# START OF Supplied material

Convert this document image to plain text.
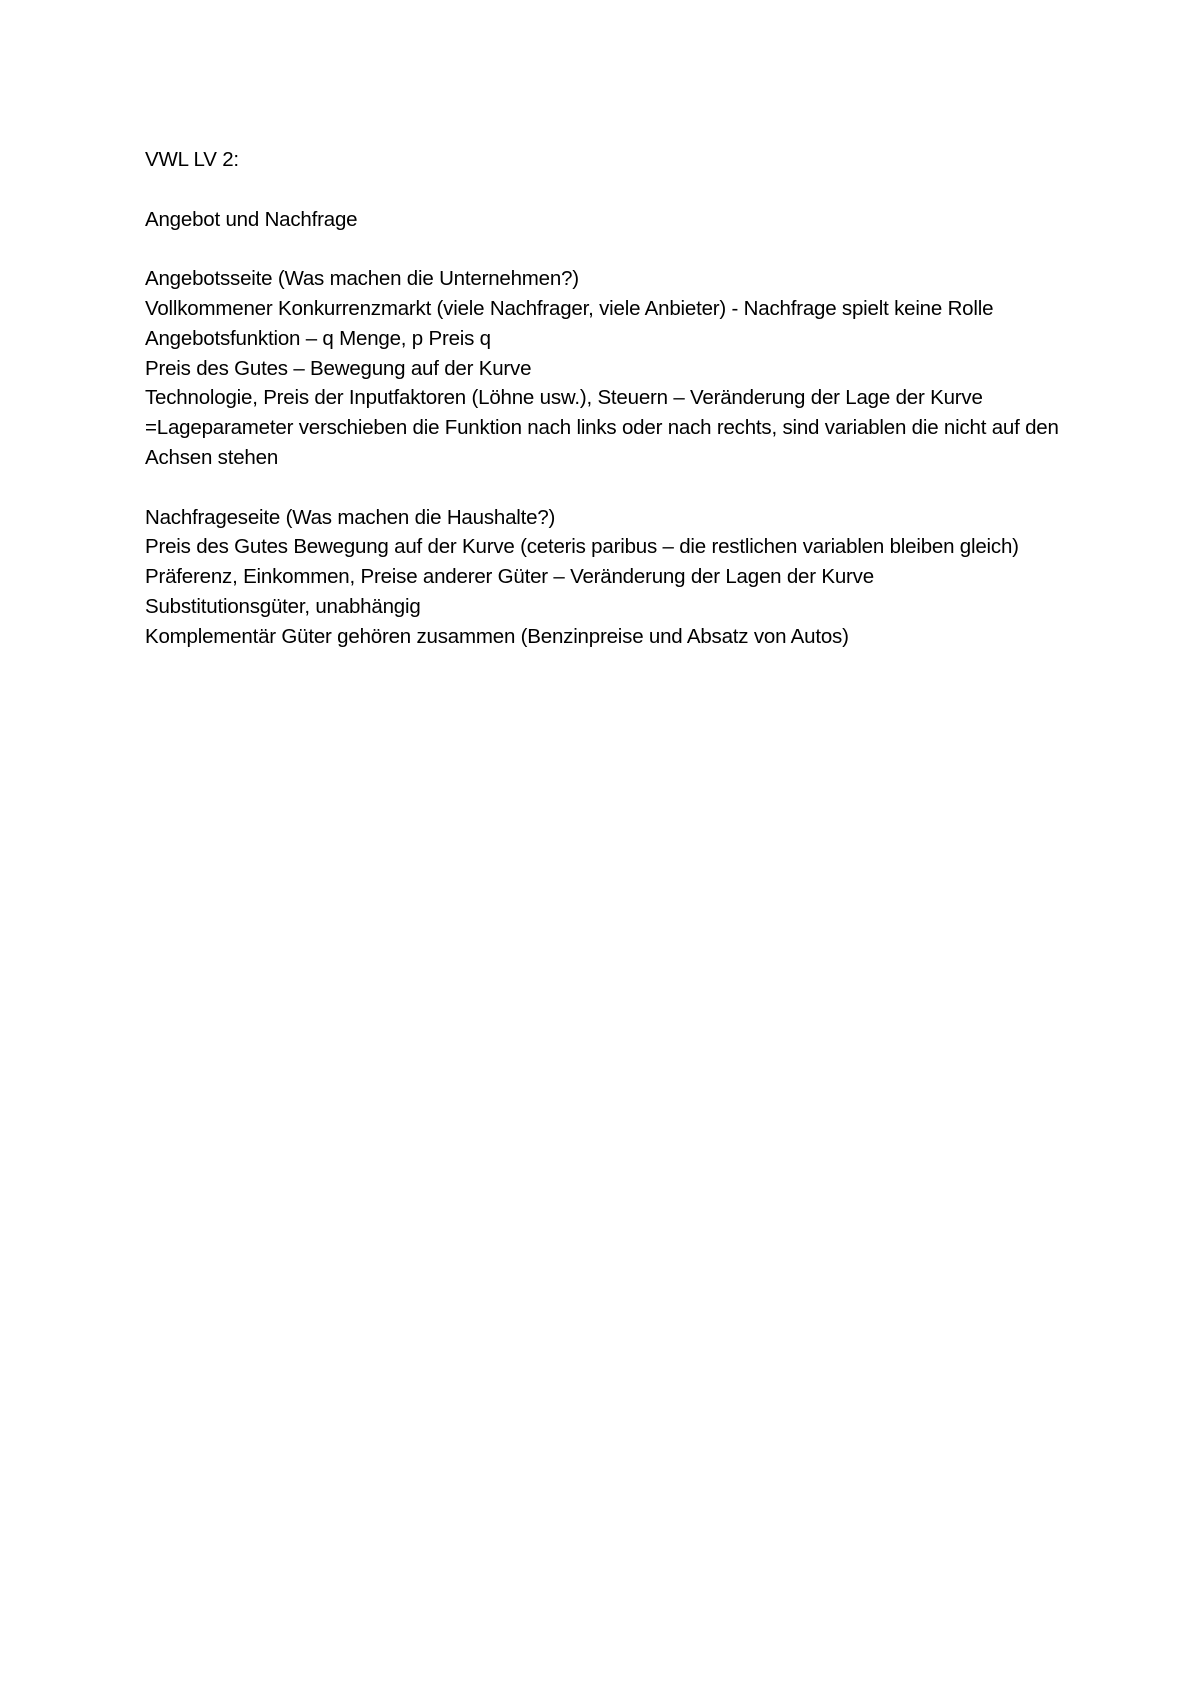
VWL LV 2:
Angebot und Nachfrage
Angebotsseite (Was machen die Unternehmen?)
Vollkommener Konkurrenzmarkt (viele Nachfrager, viele Anbieter) - Nachfrage spielt keine Rolle
Angebotsfunktion – q Menge, p Preis q
Preis des Gutes – Bewegung auf der Kurve
Technologie, Preis der Inputfaktoren (Löhne usw.), Steuern – Veränderung der Lage der Kurve
=Lageparameter verschieben die Funktion nach links oder nach rechts, sind variablen die nicht auf den Achsen stehen
Nachfrageseite (Was machen die Haushalte?)
Preis des Gutes Bewegung auf der Kurve (ceteris paribus – die restlichen variablen bleiben gleich)
Präferenz, Einkommen, Preise anderer Güter – Veränderung der Lagen der Kurve
Substitutionsgüter, unabhängig
Komplementär Güter gehören zusammen (Benzinpreise und Absatz von Autos)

# END OF Supplied material

What is asked:
Write out each entry exactly as given, omitting any picture.

Solution for this exercise:
Convert this document image to plain text.
VWL LV 2:
Angebot und Nachfrage
Angebotsseite (Was machen die Unternehmen?)
Vollkommener Konkurrenzmarkt (viele Nachfrager, viele Anbieter) - Nachfrage spielt keine Rolle
Angebotsfunktion – q Menge, p Preis q
Preis des Gutes – Bewegung auf der Kurve
Technologie, Preis der Inputfaktoren (Löhne usw.), Steuern – Veränderung der Lage der Kurve
=Lageparameter verschieben die Funktion nach links oder nach rechts, sind variablen die nicht auf den Achsen stehen
Nachfrageseite (Was machen die Haushalte?)
Preis des Gutes Bewegung auf der Kurve (ceteris paribus – die restlichen variablen bleiben gleich)
Präferenz, Einkommen, Preise anderer Güter – Veränderung der Lagen der Kurve
Substitutionsgüter, unabhängig
Komplementär Güter gehören zusammen (Benzinpreise und Absatz von Autos)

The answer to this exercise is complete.